Whenever a line carries the word "немолочного", pull it out of the entries.

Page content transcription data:
┄┄┄┄┄┄┄┄┄┄┄┄┄┄┄┄┄┄┄┄
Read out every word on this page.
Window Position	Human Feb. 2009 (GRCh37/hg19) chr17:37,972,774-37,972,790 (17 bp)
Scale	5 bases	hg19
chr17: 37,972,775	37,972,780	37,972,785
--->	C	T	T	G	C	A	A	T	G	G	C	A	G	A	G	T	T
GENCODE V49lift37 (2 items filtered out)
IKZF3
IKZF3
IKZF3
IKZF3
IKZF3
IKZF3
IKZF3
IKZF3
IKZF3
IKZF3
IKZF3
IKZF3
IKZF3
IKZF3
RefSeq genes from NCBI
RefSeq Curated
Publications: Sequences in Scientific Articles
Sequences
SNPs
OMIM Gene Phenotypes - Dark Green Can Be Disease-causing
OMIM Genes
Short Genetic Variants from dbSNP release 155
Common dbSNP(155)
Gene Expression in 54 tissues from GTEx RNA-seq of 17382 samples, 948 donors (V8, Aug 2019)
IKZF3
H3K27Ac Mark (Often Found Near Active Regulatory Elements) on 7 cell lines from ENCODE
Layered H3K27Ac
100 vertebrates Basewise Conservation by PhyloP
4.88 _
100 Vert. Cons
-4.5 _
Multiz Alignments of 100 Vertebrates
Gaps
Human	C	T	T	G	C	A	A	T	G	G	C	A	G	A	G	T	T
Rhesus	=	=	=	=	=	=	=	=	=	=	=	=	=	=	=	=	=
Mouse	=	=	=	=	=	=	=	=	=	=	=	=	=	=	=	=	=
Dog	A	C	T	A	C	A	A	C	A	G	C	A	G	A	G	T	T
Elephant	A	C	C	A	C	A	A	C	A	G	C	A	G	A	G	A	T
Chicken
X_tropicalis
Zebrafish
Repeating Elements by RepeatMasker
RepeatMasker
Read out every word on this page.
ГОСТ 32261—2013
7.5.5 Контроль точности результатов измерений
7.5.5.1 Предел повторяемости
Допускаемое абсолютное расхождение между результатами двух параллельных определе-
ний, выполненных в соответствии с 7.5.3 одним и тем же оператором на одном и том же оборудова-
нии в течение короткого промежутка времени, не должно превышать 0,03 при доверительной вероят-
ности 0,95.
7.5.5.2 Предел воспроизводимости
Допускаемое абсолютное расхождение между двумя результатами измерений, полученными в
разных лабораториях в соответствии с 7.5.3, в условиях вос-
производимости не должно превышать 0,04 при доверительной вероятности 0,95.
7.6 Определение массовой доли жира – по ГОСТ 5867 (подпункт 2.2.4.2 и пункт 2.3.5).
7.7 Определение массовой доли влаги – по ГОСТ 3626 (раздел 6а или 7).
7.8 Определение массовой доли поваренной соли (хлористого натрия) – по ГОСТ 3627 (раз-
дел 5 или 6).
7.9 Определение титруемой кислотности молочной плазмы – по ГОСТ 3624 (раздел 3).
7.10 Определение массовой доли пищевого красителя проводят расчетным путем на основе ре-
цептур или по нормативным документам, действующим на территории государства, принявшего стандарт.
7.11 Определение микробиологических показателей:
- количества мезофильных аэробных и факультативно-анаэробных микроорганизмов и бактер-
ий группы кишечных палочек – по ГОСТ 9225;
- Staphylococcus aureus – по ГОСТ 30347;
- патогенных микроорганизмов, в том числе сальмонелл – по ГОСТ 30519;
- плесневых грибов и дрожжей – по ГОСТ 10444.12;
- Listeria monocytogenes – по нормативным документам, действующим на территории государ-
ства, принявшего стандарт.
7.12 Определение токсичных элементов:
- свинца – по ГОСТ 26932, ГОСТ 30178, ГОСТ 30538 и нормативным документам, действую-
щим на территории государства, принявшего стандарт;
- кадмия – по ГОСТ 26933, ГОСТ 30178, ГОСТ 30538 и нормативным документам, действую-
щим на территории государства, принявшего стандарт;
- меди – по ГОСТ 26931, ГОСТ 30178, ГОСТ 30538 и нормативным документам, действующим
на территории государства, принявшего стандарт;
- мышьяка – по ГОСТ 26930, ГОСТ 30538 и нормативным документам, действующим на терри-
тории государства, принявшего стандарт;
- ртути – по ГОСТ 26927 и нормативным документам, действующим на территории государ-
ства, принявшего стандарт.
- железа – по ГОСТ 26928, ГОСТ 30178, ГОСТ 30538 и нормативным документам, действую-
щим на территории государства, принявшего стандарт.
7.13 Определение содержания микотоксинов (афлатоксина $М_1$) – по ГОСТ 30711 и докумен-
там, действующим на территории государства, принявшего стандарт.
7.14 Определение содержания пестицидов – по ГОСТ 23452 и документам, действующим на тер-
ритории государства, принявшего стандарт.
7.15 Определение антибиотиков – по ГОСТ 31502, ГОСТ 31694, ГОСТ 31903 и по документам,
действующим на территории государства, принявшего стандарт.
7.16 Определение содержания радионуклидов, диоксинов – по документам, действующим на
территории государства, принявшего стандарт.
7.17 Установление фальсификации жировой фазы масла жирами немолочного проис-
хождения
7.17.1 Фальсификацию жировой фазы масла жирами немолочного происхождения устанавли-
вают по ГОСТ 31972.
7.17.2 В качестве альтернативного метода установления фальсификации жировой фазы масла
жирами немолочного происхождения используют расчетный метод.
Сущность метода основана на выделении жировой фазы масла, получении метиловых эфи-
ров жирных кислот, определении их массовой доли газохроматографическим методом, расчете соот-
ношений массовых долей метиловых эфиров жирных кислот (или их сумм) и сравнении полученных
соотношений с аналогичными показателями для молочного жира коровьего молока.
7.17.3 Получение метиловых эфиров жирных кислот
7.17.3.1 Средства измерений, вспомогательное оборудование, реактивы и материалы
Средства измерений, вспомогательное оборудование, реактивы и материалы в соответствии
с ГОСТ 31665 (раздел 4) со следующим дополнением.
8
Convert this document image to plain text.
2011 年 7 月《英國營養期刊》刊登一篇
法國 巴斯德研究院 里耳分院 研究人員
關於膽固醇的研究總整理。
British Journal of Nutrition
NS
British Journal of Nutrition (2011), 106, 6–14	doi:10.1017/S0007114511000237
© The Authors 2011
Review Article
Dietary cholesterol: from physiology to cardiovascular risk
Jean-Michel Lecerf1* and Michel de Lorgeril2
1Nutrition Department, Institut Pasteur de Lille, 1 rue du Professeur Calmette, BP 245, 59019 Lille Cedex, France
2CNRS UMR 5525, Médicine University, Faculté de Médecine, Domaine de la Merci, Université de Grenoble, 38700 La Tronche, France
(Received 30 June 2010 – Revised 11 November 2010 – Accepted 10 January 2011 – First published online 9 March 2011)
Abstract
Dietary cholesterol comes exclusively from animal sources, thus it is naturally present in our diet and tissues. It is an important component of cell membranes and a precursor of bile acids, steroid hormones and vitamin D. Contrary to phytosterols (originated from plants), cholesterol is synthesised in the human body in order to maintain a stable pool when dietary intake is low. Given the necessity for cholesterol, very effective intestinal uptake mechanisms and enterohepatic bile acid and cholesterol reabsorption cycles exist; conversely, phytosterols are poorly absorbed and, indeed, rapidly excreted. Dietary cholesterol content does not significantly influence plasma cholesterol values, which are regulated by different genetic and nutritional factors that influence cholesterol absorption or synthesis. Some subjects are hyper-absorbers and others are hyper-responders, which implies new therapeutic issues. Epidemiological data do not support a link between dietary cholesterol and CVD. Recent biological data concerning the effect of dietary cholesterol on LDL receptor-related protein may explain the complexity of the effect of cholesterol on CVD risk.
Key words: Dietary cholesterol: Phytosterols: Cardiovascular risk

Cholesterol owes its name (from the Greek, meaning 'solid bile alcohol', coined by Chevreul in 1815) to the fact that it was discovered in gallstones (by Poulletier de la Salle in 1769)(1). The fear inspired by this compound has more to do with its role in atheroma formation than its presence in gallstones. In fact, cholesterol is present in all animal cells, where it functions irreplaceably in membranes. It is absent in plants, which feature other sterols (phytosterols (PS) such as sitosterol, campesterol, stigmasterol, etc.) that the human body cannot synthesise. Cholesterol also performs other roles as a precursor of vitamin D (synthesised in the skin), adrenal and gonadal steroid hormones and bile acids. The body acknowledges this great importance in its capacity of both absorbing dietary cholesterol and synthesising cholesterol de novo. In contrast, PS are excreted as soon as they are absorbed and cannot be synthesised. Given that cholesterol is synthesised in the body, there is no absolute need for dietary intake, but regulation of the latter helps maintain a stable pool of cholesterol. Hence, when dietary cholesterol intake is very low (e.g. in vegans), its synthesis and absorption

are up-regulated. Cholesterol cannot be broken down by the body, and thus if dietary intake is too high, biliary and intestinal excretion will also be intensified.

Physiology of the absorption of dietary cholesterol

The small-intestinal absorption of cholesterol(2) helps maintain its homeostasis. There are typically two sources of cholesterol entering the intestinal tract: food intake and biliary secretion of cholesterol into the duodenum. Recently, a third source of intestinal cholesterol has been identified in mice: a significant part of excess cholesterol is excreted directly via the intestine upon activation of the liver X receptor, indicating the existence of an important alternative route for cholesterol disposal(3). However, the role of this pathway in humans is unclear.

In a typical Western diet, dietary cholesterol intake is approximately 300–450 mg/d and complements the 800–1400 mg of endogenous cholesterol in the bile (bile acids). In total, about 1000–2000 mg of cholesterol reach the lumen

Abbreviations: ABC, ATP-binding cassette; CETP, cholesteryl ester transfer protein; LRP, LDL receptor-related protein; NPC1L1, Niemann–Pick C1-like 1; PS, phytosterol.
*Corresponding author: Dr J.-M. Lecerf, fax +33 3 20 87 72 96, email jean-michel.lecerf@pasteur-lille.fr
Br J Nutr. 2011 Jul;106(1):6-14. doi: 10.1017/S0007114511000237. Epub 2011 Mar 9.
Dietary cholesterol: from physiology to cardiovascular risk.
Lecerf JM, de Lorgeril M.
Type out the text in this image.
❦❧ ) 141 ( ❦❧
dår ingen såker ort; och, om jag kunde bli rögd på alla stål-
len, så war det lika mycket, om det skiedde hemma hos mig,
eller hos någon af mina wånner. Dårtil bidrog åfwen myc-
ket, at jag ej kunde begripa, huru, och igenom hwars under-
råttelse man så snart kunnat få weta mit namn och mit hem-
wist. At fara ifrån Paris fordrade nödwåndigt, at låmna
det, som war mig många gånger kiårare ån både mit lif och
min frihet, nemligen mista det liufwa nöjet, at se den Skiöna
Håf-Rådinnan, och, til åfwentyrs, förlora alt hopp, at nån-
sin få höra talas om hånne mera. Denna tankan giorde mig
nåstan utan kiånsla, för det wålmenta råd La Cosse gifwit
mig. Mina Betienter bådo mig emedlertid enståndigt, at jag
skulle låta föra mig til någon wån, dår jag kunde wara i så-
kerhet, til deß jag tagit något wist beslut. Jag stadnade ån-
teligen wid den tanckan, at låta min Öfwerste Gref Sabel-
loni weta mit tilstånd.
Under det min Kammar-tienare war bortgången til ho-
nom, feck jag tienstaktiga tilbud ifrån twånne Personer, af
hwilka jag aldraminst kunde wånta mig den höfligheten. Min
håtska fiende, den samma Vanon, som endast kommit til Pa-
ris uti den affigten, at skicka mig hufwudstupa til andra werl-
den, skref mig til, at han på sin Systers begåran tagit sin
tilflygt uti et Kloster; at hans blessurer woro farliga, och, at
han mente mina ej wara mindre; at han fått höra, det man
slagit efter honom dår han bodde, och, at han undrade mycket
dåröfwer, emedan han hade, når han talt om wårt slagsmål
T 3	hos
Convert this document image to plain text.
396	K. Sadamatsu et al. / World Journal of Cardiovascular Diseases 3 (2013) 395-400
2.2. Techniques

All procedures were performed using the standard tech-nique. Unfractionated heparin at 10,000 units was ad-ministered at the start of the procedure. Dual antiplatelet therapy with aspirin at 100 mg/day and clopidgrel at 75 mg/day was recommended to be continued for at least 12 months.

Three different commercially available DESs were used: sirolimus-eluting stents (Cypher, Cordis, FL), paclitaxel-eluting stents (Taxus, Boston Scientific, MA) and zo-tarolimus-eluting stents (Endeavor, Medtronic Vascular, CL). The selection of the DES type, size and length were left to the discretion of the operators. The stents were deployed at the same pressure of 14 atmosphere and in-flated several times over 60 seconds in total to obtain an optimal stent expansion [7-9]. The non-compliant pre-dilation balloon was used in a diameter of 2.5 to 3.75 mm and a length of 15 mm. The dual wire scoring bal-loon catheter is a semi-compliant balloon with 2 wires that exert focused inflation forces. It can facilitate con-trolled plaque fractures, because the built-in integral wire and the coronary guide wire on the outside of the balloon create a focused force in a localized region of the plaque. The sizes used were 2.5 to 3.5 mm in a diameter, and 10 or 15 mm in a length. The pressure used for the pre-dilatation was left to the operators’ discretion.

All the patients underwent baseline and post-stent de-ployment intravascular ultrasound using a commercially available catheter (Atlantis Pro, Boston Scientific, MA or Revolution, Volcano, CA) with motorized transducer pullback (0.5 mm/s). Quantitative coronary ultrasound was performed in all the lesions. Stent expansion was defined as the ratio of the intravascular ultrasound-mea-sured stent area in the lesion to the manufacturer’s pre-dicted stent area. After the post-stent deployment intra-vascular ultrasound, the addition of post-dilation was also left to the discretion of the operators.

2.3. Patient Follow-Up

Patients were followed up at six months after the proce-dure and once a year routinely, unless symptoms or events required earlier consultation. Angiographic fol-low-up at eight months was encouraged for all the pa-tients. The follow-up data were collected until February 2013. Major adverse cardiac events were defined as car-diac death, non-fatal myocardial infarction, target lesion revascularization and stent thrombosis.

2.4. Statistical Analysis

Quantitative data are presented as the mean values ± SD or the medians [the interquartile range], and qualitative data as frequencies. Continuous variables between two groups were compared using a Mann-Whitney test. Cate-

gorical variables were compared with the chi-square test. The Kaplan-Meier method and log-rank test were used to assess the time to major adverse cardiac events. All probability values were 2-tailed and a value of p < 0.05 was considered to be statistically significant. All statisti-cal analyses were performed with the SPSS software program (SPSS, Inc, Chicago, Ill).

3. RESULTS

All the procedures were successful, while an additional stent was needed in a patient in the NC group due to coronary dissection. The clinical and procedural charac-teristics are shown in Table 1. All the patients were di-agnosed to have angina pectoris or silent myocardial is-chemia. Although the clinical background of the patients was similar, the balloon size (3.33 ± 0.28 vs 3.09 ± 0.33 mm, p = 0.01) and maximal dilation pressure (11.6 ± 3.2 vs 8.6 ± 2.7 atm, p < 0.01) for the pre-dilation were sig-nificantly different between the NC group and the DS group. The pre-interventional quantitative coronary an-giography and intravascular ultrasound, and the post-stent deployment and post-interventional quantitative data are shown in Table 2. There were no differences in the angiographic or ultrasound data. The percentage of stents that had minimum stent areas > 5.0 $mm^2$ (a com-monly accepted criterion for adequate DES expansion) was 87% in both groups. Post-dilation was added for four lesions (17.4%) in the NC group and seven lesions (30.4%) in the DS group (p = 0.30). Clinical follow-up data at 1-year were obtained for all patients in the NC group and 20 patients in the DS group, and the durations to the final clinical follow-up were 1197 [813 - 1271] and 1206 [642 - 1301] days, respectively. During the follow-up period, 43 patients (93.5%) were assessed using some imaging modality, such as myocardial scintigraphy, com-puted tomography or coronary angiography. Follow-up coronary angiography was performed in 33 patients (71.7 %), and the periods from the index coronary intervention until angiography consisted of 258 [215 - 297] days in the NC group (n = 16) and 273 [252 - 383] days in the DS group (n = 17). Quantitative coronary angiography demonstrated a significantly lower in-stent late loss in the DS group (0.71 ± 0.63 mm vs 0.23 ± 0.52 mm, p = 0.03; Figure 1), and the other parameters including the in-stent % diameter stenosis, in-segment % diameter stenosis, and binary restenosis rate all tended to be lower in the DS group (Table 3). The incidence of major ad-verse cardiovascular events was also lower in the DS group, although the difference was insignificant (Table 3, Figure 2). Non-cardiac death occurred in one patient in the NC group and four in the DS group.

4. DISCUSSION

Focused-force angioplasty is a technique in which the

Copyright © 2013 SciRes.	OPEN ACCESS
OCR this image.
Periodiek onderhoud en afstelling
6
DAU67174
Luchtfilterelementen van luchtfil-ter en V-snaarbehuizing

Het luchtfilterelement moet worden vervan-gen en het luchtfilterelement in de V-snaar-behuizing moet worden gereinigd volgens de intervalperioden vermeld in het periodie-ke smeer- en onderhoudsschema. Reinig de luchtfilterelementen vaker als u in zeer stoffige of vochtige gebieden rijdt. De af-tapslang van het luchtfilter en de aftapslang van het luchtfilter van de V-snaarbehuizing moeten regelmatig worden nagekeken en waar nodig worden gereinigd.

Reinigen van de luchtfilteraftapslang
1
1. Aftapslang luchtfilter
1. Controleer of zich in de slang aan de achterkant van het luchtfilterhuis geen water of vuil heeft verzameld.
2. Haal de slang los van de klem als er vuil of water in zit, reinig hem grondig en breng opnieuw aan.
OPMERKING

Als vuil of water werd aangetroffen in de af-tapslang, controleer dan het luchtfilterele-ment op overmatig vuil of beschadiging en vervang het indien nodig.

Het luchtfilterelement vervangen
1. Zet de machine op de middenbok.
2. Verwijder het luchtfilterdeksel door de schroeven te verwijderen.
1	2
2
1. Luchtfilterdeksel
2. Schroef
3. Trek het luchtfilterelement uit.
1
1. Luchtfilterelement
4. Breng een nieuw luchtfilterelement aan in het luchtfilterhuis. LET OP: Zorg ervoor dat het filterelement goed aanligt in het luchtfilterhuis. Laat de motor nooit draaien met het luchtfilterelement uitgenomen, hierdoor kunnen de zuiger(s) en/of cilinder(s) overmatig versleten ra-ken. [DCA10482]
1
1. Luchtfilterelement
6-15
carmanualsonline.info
┄┄┄┄┄┄┄┄┄┄┄┄┄┄┄┄┄┄┄┄
*SOLUTION*:
7.17 Установление фальсификации жировой фазы масла жирами немолочного проис-
7.17.1 Фальсификацию жировой фазы масла жирами немолочного происхождения устанавли-
жирами немолочного происхождения используют расчетный метод.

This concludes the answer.